RECORDS FOR THE EXERCISE
○ ○ ○ ○ ○
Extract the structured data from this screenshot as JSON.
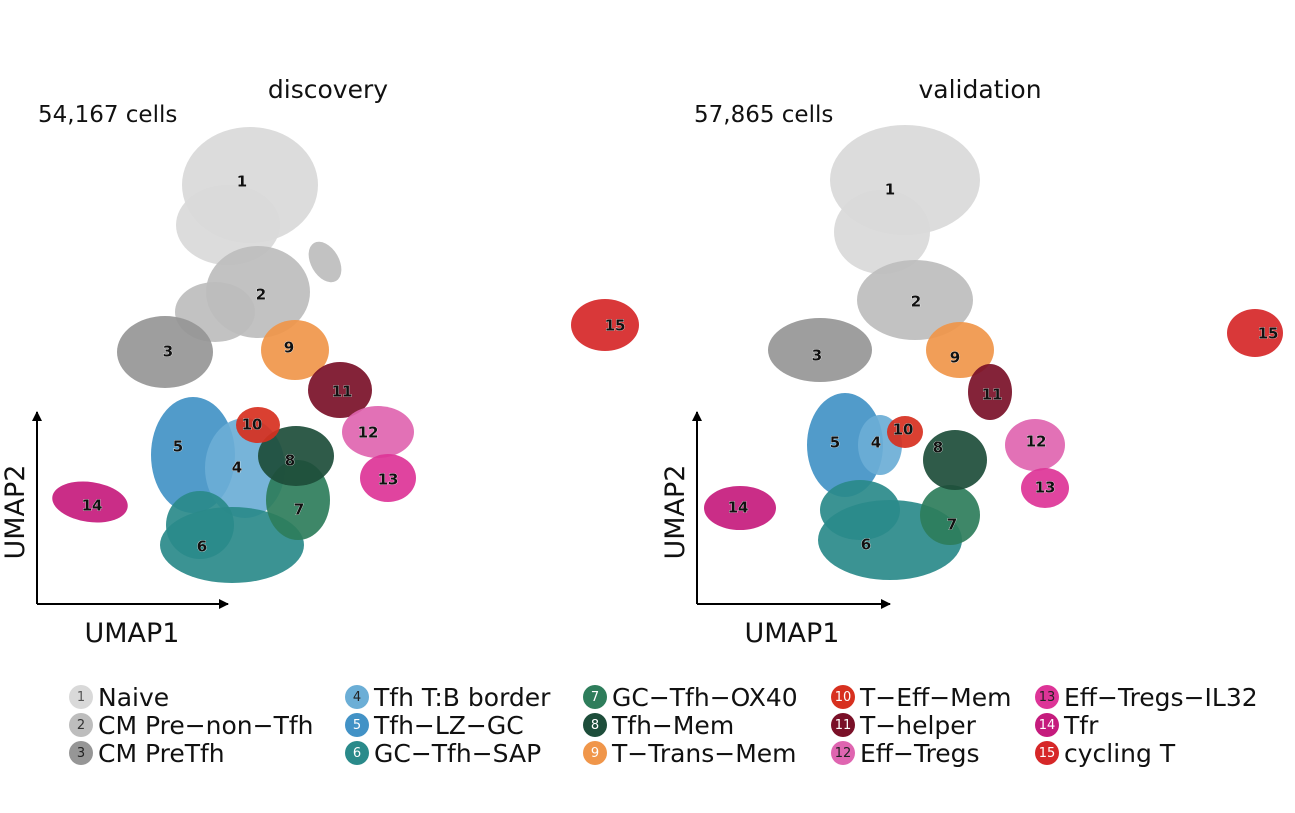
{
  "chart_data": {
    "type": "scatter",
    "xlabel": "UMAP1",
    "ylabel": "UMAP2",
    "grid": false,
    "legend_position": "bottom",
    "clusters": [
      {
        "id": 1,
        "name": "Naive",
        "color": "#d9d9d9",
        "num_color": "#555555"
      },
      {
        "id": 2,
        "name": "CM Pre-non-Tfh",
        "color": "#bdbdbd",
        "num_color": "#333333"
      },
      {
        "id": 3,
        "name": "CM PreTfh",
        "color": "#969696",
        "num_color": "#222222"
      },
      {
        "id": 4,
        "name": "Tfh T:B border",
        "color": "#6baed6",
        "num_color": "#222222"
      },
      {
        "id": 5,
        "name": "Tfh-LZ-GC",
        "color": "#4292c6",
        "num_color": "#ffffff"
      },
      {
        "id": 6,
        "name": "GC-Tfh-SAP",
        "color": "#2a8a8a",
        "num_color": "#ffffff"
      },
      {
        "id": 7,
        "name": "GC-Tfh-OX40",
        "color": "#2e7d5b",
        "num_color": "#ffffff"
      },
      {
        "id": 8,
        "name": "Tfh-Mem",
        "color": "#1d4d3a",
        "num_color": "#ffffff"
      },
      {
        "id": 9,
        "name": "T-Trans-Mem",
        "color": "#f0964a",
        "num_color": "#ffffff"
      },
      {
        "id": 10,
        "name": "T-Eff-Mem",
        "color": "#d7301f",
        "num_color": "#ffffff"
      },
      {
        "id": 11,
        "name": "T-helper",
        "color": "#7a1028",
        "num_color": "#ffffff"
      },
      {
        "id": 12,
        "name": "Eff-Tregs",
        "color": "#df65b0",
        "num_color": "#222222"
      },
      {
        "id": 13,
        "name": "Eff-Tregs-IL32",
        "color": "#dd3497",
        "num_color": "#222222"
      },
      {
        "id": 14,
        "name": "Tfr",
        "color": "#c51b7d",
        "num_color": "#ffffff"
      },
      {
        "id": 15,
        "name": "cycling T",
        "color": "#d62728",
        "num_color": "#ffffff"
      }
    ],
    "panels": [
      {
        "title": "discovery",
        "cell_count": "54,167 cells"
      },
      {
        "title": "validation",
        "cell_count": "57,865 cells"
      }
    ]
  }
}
○ ○ ○ ○ ○
EXERCISE PROMPT
Each line above should be output exactly, apart from the pictures.

ANSWER SPACE
Extract the structured data from this screenshot as JSON.
{
  "chart_data": {
    "type": "scatter",
    "xlabel": "UMAP1",
    "ylabel": "UMAP2",
    "grid": false,
    "legend_position": "bottom",
    "clusters": [
      {
        "id": 1,
        "name": "Naive",
        "color": "#d9d9d9",
        "num_color": "#555555"
      },
      {
        "id": 2,
        "name": "CM Pre-non-Tfh",
        "color": "#bdbdbd",
        "num_color": "#333333"
      },
      {
        "id": 3,
        "name": "CM PreTfh",
        "color": "#969696",
        "num_color": "#222222"
      },
      {
        "id": 4,
        "name": "Tfh T:B border",
        "color": "#6baed6",
        "num_color": "#222222"
      },
      {
        "id": 5,
        "name": "Tfh-LZ-GC",
        "color": "#4292c6",
        "num_color": "#ffffff"
      },
      {
        "id": 6,
        "name": "GC-Tfh-SAP",
        "color": "#2a8a8a",
        "num_color": "#ffffff"
      },
      {
        "id": 7,
        "name": "GC-Tfh-OX40",
        "color": "#2e7d5b",
        "num_color": "#ffffff"
      },
      {
        "id": 8,
        "name": "Tfh-Mem",
        "color": "#1d4d3a",
        "num_color": "#ffffff"
      },
      {
        "id": 9,
        "name": "T-Trans-Mem",
        "color": "#f0964a",
        "num_color": "#ffffff"
      },
      {
        "id": 10,
        "name": "T-Eff-Mem",
        "color": "#d7301f",
        "num_color": "#ffffff"
      },
      {
        "id": 11,
        "name": "T-helper",
        "color": "#7a1028",
        "num_color": "#ffffff"
      },
      {
        "id": 12,
        "name": "Eff-Tregs",
        "color": "#df65b0",
        "num_color": "#222222"
      },
      {
        "id": 13,
        "name": "Eff-Tregs-IL32",
        "color": "#dd3497",
        "num_color": "#222222"
      },
      {
        "id": 14,
        "name": "Tfr",
        "color": "#c51b7d",
        "num_color": "#ffffff"
      },
      {
        "id": 15,
        "name": "cycling T",
        "color": "#d62728",
        "num_color": "#ffffff"
      }
    ],
    "panels": [
      {
        "title": "discovery",
        "cell_count": "54,167 cells"
      },
      {
        "title": "validation",
        "cell_count": "57,865 cells"
      }
    ]
  }
}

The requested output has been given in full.